Stated goal: Find the line containing "Convert this screenshot". Reproduce it and every line after it up to the end of the records, exactly as written.

Information supplied:
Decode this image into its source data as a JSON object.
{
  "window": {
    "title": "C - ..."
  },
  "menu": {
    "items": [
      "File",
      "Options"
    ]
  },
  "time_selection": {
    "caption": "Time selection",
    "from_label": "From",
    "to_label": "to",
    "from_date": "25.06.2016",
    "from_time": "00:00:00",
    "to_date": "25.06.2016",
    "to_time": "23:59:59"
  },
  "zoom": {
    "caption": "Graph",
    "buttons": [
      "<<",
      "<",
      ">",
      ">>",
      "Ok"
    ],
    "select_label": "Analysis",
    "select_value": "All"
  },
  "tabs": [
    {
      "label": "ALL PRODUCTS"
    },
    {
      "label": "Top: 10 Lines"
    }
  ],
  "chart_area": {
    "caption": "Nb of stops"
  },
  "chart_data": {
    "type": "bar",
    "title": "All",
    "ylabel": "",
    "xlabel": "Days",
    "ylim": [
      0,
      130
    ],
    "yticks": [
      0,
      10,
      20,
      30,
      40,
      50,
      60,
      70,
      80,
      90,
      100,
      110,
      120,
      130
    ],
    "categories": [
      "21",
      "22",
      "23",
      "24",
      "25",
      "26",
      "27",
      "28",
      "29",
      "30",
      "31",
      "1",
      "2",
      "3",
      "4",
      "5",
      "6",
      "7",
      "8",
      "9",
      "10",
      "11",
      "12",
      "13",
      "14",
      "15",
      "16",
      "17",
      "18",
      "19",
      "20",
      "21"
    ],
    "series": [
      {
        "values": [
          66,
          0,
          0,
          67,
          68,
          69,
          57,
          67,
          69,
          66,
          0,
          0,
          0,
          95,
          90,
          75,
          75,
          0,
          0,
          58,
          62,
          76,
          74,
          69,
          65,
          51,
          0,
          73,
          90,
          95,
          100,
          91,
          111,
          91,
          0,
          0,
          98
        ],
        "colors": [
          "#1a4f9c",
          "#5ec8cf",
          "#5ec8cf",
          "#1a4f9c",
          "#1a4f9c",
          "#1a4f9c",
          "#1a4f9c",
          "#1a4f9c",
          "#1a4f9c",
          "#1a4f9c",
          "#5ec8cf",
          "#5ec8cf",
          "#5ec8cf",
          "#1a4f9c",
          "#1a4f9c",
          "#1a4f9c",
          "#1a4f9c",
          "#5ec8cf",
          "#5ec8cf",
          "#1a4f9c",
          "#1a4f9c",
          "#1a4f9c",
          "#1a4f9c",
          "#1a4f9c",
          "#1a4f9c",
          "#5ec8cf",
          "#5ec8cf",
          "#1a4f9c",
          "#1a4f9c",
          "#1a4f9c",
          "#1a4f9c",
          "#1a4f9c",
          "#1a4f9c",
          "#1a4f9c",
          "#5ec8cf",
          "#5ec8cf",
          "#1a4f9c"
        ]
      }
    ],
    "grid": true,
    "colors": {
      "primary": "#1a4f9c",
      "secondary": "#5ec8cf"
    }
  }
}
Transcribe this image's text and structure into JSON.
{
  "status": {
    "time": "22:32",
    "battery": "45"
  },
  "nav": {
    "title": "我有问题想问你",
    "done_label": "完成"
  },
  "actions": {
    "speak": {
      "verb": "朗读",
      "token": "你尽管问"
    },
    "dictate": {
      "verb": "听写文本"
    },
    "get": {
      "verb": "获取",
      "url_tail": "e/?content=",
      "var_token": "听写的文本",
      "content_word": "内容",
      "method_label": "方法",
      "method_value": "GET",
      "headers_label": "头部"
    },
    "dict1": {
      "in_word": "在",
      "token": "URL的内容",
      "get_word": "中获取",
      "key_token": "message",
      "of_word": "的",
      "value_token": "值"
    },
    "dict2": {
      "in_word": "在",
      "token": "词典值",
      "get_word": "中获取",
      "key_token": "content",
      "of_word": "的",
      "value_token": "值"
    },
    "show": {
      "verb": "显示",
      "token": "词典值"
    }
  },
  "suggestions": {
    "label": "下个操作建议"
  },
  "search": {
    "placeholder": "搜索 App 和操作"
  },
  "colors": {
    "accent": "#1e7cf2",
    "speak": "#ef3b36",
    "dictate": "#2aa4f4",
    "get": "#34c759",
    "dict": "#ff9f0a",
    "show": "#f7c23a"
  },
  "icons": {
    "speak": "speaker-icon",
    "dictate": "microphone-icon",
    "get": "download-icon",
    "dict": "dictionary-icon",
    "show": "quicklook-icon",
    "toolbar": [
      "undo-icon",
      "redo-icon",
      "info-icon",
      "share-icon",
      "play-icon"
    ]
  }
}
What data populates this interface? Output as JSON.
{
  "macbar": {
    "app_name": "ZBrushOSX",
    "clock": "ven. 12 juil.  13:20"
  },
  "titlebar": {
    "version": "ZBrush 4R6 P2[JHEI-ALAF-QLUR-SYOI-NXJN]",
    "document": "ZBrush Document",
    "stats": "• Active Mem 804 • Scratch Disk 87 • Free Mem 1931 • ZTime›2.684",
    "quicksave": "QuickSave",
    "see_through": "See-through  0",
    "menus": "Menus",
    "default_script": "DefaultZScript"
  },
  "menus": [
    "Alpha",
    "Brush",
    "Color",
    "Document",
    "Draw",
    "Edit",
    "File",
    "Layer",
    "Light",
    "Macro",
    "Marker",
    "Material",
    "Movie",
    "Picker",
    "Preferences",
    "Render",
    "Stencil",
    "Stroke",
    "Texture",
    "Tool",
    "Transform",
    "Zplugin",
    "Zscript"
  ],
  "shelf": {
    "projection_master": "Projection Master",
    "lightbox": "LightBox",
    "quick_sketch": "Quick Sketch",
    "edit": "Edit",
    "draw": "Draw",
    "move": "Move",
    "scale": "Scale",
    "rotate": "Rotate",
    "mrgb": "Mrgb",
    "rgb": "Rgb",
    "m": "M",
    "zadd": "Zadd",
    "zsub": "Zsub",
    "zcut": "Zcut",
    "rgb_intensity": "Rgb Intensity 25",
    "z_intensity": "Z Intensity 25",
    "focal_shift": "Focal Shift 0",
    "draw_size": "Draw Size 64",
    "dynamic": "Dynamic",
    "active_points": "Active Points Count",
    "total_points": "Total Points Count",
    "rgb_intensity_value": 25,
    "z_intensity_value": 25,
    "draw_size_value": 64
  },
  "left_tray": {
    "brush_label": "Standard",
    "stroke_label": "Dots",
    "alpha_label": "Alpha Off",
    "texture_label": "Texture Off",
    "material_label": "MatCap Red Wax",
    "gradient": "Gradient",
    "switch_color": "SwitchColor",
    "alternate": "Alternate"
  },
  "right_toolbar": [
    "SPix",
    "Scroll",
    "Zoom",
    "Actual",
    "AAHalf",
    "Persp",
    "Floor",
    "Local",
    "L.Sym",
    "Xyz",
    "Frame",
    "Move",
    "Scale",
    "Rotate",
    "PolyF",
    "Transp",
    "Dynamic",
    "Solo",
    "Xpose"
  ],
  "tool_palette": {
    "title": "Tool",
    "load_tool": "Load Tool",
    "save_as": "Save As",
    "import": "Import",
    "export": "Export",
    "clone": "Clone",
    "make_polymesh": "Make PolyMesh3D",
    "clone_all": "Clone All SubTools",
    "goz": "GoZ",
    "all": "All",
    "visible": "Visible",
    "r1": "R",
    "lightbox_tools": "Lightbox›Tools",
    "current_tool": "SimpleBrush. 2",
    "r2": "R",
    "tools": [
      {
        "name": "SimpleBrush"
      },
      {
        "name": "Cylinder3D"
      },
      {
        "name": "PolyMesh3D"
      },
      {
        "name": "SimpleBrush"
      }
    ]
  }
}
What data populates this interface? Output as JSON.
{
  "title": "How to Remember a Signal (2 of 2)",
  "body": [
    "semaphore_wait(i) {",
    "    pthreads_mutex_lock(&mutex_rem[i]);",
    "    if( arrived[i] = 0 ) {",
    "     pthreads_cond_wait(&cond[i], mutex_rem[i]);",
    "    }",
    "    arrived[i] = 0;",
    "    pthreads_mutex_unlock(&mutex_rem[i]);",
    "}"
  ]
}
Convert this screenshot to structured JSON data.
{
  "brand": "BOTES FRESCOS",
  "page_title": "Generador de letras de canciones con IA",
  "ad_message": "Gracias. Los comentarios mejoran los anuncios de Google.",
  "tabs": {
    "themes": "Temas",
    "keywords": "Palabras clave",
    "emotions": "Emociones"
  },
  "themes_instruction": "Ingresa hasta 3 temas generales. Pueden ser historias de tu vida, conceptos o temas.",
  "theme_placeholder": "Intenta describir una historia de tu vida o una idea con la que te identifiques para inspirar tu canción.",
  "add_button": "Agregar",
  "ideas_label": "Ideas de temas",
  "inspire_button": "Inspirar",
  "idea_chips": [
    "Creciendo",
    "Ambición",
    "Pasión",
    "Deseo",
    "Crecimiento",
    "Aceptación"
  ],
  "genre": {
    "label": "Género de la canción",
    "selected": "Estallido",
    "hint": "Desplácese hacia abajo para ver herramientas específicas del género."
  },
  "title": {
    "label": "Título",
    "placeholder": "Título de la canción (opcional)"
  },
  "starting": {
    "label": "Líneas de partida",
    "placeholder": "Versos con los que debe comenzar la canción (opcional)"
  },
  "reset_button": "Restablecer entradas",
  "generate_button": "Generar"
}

Task result:
Convert this screenshot to structured JSON data.
{
  "brand": "BOTES FRESCOS",
  "page_title": "Generador de letras de canciones con IA",
  "ad_message": "Gracias. Los comentarios mejoran los anuncios de Google.",
  "tabs": {
    "themes": "Temas",
    "keywords": "Palabras clave",
    "emotions": "Emociones"
  },
  "themes_instruction": "Ingresa hasta 3 temas generales. Pueden ser historias de tu vida, conceptos o temas.",
  "theme_placeholder": "Intenta describir una historia de tu vida o una idea con la que te identifiques para inspirar tu canción.",
  "add_button": "Agregar",
  "ideas_label": "Ideas de temas",
  "inspire_button": "Inspirar",
  "idea_chips": [
    "Creciendo",
    "Ambición",
    "Pasión",
    "Deseo",
    "Crecimiento",
    "Aceptación"
  ],
  "genre": {
    "label": "Género de la canción",
    "selected": "Estallido",
    "hint": "Desplácese hacia abajo para ver herramientas específicas del género."
  },
  "title": {
    "label": "Título",
    "placeholder": "Título de la canción (opcional)"
  },
  "starting": {
    "label": "Líneas de partida",
    "placeholder": "Versos con los que debe comenzar la canción (opcional)"
  },
  "reset_button": "Restablecer entradas",
  "generate_button": "Generar"
}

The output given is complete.